Data extract –
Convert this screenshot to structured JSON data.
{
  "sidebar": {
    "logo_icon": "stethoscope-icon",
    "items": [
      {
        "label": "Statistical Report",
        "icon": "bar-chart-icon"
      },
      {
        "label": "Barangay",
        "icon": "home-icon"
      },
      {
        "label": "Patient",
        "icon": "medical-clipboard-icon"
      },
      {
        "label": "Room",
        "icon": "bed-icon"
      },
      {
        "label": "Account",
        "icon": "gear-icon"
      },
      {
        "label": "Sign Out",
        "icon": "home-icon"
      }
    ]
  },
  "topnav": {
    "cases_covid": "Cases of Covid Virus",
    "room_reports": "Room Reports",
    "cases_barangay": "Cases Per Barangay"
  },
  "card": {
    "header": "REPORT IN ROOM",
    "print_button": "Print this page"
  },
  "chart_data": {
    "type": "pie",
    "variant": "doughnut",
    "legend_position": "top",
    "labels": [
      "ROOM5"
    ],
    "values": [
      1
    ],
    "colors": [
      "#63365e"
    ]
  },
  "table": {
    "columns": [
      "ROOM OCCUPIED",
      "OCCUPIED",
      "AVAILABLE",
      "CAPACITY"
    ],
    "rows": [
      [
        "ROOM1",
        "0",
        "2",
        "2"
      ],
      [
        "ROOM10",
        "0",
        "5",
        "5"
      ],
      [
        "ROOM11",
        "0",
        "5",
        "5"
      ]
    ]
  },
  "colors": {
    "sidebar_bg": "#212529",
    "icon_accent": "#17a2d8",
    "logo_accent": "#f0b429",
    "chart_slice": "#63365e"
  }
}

Exercise directions – Each line of the material above must be reproduced exactly.

Exercise answer –
Convert this screenshot to structured JSON data.
{
  "sidebar": {
    "logo_icon": "stethoscope-icon",
    "items": [
      {
        "label": "Statistical Report",
        "icon": "bar-chart-icon"
      },
      {
        "label": "Barangay",
        "icon": "home-icon"
      },
      {
        "label": "Patient",
        "icon": "medical-clipboard-icon"
      },
      {
        "label": "Room",
        "icon": "bed-icon"
      },
      {
        "label": "Account",
        "icon": "gear-icon"
      },
      {
        "label": "Sign Out",
        "icon": "home-icon"
      }
    ]
  },
  "topnav": {
    "cases_covid": "Cases of Covid Virus",
    "room_reports": "Room Reports",
    "cases_barangay": "Cases Per Barangay"
  },
  "card": {
    "header": "REPORT IN ROOM",
    "print_button": "Print this page"
  },
  "chart_data": {
    "type": "pie",
    "variant": "doughnut",
    "legend_position": "top",
    "labels": [
      "ROOM5"
    ],
    "values": [
      1
    ],
    "colors": [
      "#63365e"
    ]
  },
  "table": {
    "columns": [
      "ROOM OCCUPIED",
      "OCCUPIED",
      "AVAILABLE",
      "CAPACITY"
    ],
    "rows": [
      [
        "ROOM1",
        "0",
        "2",
        "2"
      ],
      [
        "ROOM10",
        "0",
        "5",
        "5"
      ],
      [
        "ROOM11",
        "0",
        "5",
        "5"
      ]
    ]
  },
  "colors": {
    "sidebar_bg": "#212529",
    "icon_accent": "#17a2d8",
    "logo_accent": "#f0b429",
    "chart_slice": "#63365e"
  }
}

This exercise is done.